BEGIN SUPPLIED MATERIAL
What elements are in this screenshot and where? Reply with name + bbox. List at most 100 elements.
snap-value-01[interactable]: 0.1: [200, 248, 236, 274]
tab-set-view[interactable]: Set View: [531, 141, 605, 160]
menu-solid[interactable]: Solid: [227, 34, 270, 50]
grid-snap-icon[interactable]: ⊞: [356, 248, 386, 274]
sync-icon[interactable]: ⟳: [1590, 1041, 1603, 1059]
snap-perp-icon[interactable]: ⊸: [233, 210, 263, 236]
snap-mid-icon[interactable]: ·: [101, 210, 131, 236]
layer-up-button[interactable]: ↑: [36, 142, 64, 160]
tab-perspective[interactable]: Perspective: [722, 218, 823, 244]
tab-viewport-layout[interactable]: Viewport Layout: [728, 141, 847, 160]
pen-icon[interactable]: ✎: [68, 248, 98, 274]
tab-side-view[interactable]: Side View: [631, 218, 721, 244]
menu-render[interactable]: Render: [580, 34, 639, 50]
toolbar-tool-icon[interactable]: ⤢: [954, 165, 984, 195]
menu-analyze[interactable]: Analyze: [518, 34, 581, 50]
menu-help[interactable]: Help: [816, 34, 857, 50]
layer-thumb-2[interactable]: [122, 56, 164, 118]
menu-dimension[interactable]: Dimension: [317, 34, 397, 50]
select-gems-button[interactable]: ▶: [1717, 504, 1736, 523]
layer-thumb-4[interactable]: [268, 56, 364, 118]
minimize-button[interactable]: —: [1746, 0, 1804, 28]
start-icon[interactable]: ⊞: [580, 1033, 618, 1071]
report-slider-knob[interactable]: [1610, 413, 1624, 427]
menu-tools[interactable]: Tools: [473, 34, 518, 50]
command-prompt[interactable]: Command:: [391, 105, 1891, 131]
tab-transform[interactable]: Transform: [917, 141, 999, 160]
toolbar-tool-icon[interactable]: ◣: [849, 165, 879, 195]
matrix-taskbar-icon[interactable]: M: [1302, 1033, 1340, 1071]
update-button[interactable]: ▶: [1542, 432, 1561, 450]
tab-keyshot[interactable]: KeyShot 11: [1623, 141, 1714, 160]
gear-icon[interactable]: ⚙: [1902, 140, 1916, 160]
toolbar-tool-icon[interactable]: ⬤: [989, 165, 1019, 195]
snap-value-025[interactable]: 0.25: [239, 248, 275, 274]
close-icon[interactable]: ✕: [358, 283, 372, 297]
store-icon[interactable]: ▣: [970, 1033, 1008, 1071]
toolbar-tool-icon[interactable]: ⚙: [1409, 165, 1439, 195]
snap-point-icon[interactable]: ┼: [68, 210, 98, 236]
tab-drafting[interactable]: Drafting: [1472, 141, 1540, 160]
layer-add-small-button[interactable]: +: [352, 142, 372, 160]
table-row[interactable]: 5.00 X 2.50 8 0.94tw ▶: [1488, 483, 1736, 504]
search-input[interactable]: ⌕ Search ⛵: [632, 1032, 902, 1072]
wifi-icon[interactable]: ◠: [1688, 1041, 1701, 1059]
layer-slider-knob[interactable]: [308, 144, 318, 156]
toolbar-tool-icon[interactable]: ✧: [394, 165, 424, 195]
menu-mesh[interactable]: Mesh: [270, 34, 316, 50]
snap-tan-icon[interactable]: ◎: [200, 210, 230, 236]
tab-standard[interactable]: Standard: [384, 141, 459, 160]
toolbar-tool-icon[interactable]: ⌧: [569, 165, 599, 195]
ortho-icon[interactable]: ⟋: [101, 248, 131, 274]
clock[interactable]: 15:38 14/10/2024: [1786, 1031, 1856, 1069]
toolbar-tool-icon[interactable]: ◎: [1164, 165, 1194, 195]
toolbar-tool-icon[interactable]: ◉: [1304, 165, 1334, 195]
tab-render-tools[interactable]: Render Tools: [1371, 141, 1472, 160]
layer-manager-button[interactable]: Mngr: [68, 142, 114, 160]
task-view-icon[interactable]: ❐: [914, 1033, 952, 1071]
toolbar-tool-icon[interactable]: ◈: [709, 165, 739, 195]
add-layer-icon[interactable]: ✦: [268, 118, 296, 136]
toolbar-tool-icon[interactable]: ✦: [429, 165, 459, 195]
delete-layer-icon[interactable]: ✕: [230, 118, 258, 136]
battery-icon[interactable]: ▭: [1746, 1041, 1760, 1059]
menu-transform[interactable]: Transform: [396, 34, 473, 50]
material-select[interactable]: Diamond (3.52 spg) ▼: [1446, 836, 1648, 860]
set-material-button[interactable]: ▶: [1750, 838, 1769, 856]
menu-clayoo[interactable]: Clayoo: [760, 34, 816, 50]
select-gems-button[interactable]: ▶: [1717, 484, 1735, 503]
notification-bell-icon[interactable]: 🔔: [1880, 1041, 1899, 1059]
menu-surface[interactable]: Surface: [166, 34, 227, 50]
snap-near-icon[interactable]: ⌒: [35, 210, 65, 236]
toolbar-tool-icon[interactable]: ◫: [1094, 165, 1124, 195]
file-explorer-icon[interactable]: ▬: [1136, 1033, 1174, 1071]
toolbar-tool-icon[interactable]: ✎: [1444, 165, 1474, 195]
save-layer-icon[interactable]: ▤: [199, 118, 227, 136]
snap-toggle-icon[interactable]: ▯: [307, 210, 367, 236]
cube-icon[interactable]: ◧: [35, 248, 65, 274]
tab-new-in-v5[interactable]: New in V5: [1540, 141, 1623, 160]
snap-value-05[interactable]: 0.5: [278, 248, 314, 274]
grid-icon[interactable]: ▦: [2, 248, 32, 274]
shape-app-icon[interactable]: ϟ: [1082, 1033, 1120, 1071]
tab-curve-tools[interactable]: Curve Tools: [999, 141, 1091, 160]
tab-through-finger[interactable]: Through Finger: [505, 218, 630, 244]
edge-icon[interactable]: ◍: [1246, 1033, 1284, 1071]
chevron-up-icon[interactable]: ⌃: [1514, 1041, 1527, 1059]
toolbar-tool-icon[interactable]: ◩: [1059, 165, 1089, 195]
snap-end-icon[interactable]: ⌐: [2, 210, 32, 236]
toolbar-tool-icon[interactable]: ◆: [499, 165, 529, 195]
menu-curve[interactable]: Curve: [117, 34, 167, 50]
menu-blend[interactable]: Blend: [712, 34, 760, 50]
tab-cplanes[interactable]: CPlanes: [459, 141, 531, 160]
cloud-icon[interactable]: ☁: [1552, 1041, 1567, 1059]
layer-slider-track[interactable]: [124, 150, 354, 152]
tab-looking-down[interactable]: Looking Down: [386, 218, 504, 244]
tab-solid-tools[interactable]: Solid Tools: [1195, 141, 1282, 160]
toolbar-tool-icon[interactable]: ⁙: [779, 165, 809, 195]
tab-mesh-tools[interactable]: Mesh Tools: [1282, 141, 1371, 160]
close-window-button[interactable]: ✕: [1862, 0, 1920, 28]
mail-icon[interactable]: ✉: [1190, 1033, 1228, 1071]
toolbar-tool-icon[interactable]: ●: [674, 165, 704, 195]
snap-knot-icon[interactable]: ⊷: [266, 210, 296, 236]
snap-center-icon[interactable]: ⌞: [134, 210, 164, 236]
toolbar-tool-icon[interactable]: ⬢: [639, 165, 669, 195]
END SUPPLIED MATERIAL
**TASK TO COMPLETE**: Please copy out the entries verbatim, from the first line through the line that contains "toolbar-tool-icon[interactable]: ⚙: [1409, 165, 1439, 195]".

**EXERCISE RESULT**:
What elements are in this screenshot and where? Reply with name + bbox. List at most 100 elements.
snap-value-01[interactable]: 0.1: [200, 248, 236, 274]
tab-set-view[interactable]: Set View: [531, 141, 605, 160]
menu-solid[interactable]: Solid: [227, 34, 270, 50]
grid-snap-icon[interactable]: ⊞: [356, 248, 386, 274]
sync-icon[interactable]: ⟳: [1590, 1041, 1603, 1059]
snap-perp-icon[interactable]: ⊸: [233, 210, 263, 236]
snap-mid-icon[interactable]: ·: [101, 210, 131, 236]
layer-up-button[interactable]: ↑: [36, 142, 64, 160]
tab-perspective[interactable]: Perspective: [722, 218, 823, 244]
tab-viewport-layout[interactable]: Viewport Layout: [728, 141, 847, 160]
pen-icon[interactable]: ✎: [68, 248, 98, 274]
tab-side-view[interactable]: Side View: [631, 218, 721, 244]
menu-render[interactable]: Render: [580, 34, 639, 50]
toolbar-tool-icon[interactable]: ⤢: [954, 165, 984, 195]
menu-analyze[interactable]: Analyze: [518, 34, 581, 50]
menu-help[interactable]: Help: [816, 34, 857, 50]
layer-thumb-2[interactable]: [122, 56, 164, 118]
menu-dimension[interactable]: Dimension: [317, 34, 397, 50]
select-gems-button[interactable]: ▶: [1717, 504, 1736, 523]
layer-thumb-4[interactable]: [268, 56, 364, 118]
minimize-button[interactable]: —: [1746, 0, 1804, 28]
start-icon[interactable]: ⊞: [580, 1033, 618, 1071]
report-slider-knob[interactable]: [1610, 413, 1624, 427]
menu-tools[interactable]: Tools: [473, 34, 518, 50]
command-prompt[interactable]: Command:: [391, 105, 1891, 131]
tab-transform[interactable]: Transform: [917, 141, 999, 160]
toolbar-tool-icon[interactable]: ◣: [849, 165, 879, 195]
matrix-taskbar-icon[interactable]: M: [1302, 1033, 1340, 1071]
update-button[interactable]: ▶: [1542, 432, 1561, 450]
tab-keyshot[interactable]: KeyShot 11: [1623, 141, 1714, 160]
gear-icon[interactable]: ⚙: [1902, 140, 1916, 160]
toolbar-tool-icon[interactable]: ⬤: [989, 165, 1019, 195]
snap-value-025[interactable]: 0.25: [239, 248, 275, 274]
close-icon[interactable]: ✕: [358, 283, 372, 297]
store-icon[interactable]: ▣: [970, 1033, 1008, 1071]
toolbar-tool-icon[interactable]: ⚙: [1409, 165, 1439, 195]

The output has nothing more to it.